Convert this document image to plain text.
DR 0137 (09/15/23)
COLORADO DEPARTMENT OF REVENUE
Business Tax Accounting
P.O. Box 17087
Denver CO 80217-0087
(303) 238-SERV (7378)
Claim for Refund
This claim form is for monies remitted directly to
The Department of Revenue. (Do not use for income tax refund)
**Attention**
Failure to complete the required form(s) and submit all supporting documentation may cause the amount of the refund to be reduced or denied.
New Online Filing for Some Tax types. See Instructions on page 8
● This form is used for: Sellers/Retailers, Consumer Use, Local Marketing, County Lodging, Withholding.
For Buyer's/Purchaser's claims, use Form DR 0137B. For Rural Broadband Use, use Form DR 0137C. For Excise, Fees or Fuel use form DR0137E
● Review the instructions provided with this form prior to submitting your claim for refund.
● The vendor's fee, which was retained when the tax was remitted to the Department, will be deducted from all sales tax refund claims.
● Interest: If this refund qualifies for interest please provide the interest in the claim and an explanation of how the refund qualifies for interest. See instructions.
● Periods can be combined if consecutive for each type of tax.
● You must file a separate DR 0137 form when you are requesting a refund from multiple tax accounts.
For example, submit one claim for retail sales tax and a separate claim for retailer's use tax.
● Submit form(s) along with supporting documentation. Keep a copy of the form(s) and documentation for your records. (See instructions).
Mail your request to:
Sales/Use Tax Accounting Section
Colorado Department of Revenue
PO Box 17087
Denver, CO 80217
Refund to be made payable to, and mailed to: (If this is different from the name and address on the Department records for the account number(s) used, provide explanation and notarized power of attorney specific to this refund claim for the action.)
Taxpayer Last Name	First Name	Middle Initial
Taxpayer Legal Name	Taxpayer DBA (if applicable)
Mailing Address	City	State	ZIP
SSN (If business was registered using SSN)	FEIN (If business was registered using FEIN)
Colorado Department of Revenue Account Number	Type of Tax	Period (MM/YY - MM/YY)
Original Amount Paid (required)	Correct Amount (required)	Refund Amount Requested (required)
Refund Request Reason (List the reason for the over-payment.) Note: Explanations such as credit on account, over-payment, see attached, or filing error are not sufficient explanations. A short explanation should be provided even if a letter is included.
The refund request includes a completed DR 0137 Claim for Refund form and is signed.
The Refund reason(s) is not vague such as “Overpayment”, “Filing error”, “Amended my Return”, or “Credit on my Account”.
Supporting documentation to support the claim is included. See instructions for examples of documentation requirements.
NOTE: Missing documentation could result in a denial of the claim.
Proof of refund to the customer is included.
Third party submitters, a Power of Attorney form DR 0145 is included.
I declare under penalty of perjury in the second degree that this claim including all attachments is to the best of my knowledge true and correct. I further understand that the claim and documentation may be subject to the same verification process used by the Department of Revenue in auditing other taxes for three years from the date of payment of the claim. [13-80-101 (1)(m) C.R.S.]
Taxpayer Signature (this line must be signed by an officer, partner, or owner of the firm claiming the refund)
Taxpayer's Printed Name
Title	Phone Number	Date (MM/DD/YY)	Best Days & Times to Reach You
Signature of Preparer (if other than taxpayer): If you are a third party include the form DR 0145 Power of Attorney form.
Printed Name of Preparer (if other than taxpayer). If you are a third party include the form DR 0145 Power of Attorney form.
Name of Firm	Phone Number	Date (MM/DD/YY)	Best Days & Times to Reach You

■ ■ ■ ■ ■

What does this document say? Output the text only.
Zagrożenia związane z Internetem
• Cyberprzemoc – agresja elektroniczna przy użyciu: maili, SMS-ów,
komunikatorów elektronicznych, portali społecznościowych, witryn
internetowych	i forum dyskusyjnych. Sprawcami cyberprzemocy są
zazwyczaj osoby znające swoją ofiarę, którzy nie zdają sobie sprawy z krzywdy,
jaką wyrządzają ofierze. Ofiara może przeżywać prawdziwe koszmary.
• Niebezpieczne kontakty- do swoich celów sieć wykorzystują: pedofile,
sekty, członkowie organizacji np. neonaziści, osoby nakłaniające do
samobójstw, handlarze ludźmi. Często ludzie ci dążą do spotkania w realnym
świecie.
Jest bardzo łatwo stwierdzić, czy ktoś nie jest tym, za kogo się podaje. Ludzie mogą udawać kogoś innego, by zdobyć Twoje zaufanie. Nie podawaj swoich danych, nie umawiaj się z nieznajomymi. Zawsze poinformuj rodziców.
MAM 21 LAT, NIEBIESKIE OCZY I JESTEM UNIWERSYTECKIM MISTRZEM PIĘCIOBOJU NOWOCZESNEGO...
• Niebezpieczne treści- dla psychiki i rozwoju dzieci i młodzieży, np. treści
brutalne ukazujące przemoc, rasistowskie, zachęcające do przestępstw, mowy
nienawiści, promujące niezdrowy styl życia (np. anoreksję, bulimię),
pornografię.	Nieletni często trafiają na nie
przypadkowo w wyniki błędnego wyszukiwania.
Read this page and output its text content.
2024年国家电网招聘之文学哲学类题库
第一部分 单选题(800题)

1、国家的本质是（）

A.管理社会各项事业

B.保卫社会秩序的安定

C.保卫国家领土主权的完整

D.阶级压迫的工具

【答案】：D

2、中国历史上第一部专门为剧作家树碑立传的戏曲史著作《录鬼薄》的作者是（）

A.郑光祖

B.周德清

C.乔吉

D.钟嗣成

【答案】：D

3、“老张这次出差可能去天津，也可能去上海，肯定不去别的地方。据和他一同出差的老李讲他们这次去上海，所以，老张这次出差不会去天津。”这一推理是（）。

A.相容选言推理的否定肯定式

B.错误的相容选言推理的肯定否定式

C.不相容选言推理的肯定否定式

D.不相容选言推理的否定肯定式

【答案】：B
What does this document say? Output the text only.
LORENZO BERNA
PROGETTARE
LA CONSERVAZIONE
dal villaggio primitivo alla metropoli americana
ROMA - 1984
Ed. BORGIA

■ ■ ■ ■ ■

▶ _PROBLEM TO WORK ON_
Copy every line above that holds the word "swoich".

▶ _OUTPUT FOR THIS TASK_
• Niebezpieczne kontakty- do swoich celów sieć wykorzystują: pedofile,
Jest bardzo łatwo stwierdzić, czy ktoś nie jest tym, za kogo się podaje. Ludzie mogą udawać kogoś innego, by zdobyć Twoje zaufanie. Nie podawaj swoich danych, nie umawiaj się z nieznajomymi. Zawsze poinformuj rodziców.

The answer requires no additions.